- **WHAT THE EXERCISE ASKS**
Show all lines holding "hace".

- **RECORDED INFORMATION**

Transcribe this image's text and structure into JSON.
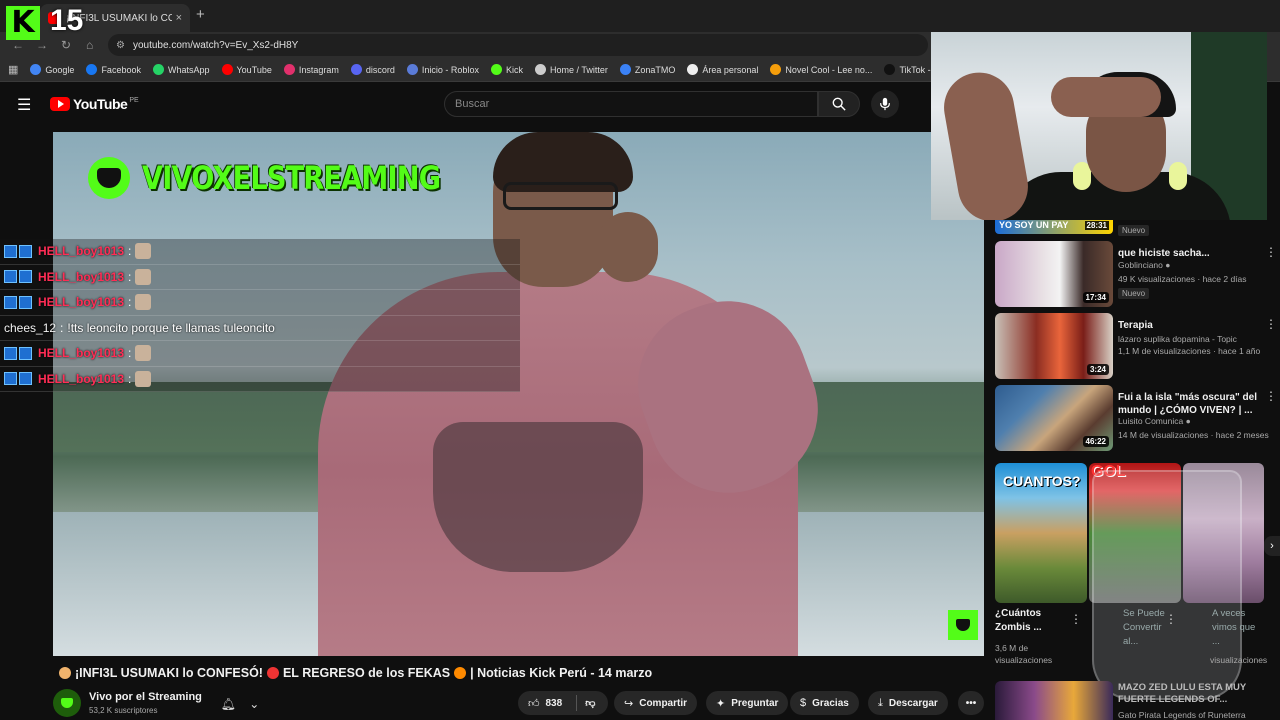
{
  "browser": {
    "tab_title": "¡INFI3L USUMAKI lo CON",
    "tab_close": "×",
    "new_tab": "+",
    "url": "youtube.com/watch?v=Ev_Xs2-dH8Y",
    "bookmarks": [
      {
        "label": "Google",
        "color": "#4285f4"
      },
      {
        "label": "Facebook",
        "color": "#1877f2"
      },
      {
        "label": "WhatsApp",
        "color": "#25d366"
      },
      {
        "label": "YouTube",
        "color": "#ff0000"
      },
      {
        "label": "Instagram",
        "color": "#e1306c"
      },
      {
        "label": "discord",
        "color": "#5865f2"
      },
      {
        "label": "Inicio - Roblox",
        "color": "#5a7bd8"
      },
      {
        "label": "Kick",
        "color": "#53fc18"
      },
      {
        "label": "Home / Twitter",
        "color": "#cccccc"
      },
      {
        "label": "ZonaTMO",
        "color": "#3b82f6"
      },
      {
        "label": "Área personal",
        "color": "#eeeeee"
      },
      {
        "label": "Novel Cool - Lee no...",
        "color": "#f59e0b"
      },
      {
        "label": "TikTok - Alegra tu",
        "color": "#111111"
      }
    ]
  },
  "kick_overlay": {
    "logo_letter": "K",
    "number": "15"
  },
  "youtube": {
    "logo_text": "YouTube",
    "country_code": "PE",
    "search_placeholder": "Buscar"
  },
  "player": {
    "brand_text": "VIVOXELSTREAMING"
  },
  "chat": [
    {
      "user": "HELL_boy1013",
      "sep": ":",
      "msg": "",
      "emote": true,
      "highlight": true
    },
    {
      "user": "HELL_boy1013",
      "sep": ":",
      "msg": "",
      "emote": true,
      "highlight": true
    },
    {
      "user": "HELL_boy1013",
      "sep": ":",
      "msg": "",
      "emote": true,
      "highlight": true
    },
    {
      "user": "chees_12",
      "sep": ":",
      "msg": "!tts leoncito porque te llamas tuleoncito",
      "emote": false,
      "highlight": false
    },
    {
      "user": "HELL_boy1013",
      "sep": ":",
      "msg": "",
      "emote": true,
      "highlight": true
    },
    {
      "user": "HELL_boy1013",
      "sep": ":",
      "msg": "",
      "emote": true,
      "highlight": true
    }
  ],
  "recommendations": {
    "top_partial": {
      "title_fragment": "YO SOY UN PAY",
      "duration": "28:31",
      "badge": "Nuevo"
    },
    "items": [
      {
        "title": "que hiciste sacha...",
        "channel": "Goblinciano",
        "meta": "49 K visualizaciones · hace 2 días",
        "duration": "17:34",
        "badge": "Nuevo"
      },
      {
        "title": "Terapia",
        "channel": "lázaro suplika dopamina - Topic",
        "meta": "1,1 M de visualizaciones · hace 1 año",
        "duration": "3:24",
        "badge": ""
      },
      {
        "title": "Fui a la isla \"más oscura\" del mundo | ¿CÓMO VIVEN? | ...",
        "channel": "Luisito Comunica",
        "meta": "14 M de visualizaciones · hace 2 meses",
        "duration": "46:22",
        "badge": ""
      }
    ]
  },
  "shorts": [
    {
      "thumb_text": "CUANTOS?",
      "title": "¿Cuántos Zombis ...",
      "meta1": "3,6 M de",
      "meta2": "visualizaciones"
    },
    {
      "thumb_text": "GOL",
      "title": "Se Puede Convertir al...",
      "meta1": "",
      "meta2": ""
    },
    {
      "thumb_text": "",
      "title": "A veces vimos que ...",
      "meta1": "",
      "meta2": "visualizaciones"
    }
  ],
  "bottom_rec": {
    "title": "MAZO ZED LULU ESTA MUY FUERTE LEGENDS OF...",
    "channel": "Gato Pirata Legends of Runeterra"
  },
  "video": {
    "title": "¡INFI3L USUMAKI lo CONFESÓ! 😡 EL REGRESO de los FEKAS 🔥 | Noticias Kick Perú - 14 marzo",
    "title_part1": "¡INFI3L USUMAKI lo CONFESÓ!",
    "title_part2": "EL REGRESO de los FEKAS",
    "title_part3": "| Noticias Kick Perú - 14 marzo",
    "channel": "Vivo por el Streaming",
    "subscribers": "53,2 K suscriptores",
    "likes": "838",
    "share_label": "Compartir",
    "ask_label": "Preguntar",
    "thanks_label": "Gracias",
    "download_label": "Descargar",
    "more_label": "•••"
  },
  "colors": {
    "kick_green": "#53fc18",
    "yt_red": "#ff0000",
    "chat_user": "#ff2d55"
  },
  "icons": [
    "menu-icon",
    "search-icon",
    "mic-icon",
    "bell-icon",
    "chevron-down-icon",
    "like-icon",
    "dislike-icon",
    "share-icon",
    "sparkle-icon",
    "thanks-icon",
    "download-icon",
    "more-icon",
    "verified-icon",
    "chevron-right-icon"
  ]
}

- **WRITTEN ANSWER**
        "meta": "49 K visualizaciones · hace 2 días",
        "meta": "1,1 M de visualizaciones · hace 1 año",
        "meta": "14 M de visualizaciones · hace 2 meses",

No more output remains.